* Begin INPUT DATA *

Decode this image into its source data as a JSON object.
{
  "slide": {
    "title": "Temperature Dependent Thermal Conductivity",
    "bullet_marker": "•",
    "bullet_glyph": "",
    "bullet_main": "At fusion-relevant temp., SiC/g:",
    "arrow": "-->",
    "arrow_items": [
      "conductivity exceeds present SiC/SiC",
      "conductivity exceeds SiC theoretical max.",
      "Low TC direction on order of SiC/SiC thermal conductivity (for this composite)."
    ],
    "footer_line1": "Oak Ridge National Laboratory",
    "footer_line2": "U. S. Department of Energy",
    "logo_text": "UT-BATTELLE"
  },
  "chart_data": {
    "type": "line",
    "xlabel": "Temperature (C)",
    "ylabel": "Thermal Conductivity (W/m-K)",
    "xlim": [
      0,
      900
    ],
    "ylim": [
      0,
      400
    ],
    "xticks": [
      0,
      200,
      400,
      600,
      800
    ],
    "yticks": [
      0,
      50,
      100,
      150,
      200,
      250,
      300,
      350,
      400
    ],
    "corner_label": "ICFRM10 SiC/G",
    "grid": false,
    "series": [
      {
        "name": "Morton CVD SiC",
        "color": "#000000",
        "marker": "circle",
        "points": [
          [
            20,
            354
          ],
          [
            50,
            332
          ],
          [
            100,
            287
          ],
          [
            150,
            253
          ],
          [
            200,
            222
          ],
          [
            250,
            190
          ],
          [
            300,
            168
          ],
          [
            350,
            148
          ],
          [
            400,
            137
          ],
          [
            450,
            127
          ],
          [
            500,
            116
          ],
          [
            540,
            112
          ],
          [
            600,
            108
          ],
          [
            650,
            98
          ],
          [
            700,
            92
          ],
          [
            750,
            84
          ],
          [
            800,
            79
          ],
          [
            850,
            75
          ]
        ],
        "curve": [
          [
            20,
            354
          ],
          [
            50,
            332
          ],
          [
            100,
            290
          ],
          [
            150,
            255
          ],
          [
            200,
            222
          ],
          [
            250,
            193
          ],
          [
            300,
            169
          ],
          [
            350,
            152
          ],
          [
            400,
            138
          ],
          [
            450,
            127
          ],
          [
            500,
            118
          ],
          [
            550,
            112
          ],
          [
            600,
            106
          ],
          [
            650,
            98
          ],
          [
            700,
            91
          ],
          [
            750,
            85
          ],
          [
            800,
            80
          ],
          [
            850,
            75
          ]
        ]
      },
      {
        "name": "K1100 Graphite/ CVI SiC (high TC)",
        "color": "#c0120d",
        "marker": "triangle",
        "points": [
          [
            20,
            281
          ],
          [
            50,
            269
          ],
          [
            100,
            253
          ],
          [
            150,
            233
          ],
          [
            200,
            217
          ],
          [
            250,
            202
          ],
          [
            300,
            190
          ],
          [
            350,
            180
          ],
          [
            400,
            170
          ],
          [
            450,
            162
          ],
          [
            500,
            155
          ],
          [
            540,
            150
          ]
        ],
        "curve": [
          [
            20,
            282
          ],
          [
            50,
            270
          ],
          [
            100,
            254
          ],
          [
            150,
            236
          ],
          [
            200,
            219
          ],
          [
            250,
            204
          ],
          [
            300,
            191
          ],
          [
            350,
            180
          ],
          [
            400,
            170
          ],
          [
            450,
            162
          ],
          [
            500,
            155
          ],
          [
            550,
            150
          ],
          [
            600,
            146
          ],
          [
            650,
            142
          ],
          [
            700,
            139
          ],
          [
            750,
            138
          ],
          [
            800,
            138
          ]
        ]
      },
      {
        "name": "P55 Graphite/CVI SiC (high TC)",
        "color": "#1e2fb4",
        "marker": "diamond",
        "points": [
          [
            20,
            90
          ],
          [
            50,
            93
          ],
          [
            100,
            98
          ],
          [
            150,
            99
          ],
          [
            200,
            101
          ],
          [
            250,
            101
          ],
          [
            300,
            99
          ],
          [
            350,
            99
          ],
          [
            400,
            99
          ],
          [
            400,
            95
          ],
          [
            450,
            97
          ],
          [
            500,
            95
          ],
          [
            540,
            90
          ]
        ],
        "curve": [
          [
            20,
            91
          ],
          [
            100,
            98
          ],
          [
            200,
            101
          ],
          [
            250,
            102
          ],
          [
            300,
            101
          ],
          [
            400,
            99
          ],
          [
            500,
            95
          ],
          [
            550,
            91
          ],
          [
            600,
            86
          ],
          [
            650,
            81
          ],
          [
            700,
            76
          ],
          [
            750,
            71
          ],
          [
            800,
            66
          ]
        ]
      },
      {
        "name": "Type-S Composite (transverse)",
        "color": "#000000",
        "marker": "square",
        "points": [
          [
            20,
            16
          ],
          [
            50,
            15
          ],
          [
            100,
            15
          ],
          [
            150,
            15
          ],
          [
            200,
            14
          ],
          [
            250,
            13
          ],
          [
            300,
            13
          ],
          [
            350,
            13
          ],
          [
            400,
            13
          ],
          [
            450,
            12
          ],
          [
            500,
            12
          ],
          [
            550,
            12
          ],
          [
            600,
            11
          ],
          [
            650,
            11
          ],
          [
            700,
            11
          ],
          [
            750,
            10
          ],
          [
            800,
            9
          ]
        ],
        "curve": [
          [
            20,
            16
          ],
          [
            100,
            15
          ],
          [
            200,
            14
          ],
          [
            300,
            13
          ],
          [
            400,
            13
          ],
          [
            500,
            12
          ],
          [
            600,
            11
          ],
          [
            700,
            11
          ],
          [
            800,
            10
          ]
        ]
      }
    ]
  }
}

* End INPUT DATA *

▸ **TASK**:
Select the lines that carry the string "exceeds" and copy them.

▸ **ANSWER TO THE EXERCISE**:
      "conductivity exceeds present SiC/SiC",
      "conductivity exceeds SiC theoretical max.",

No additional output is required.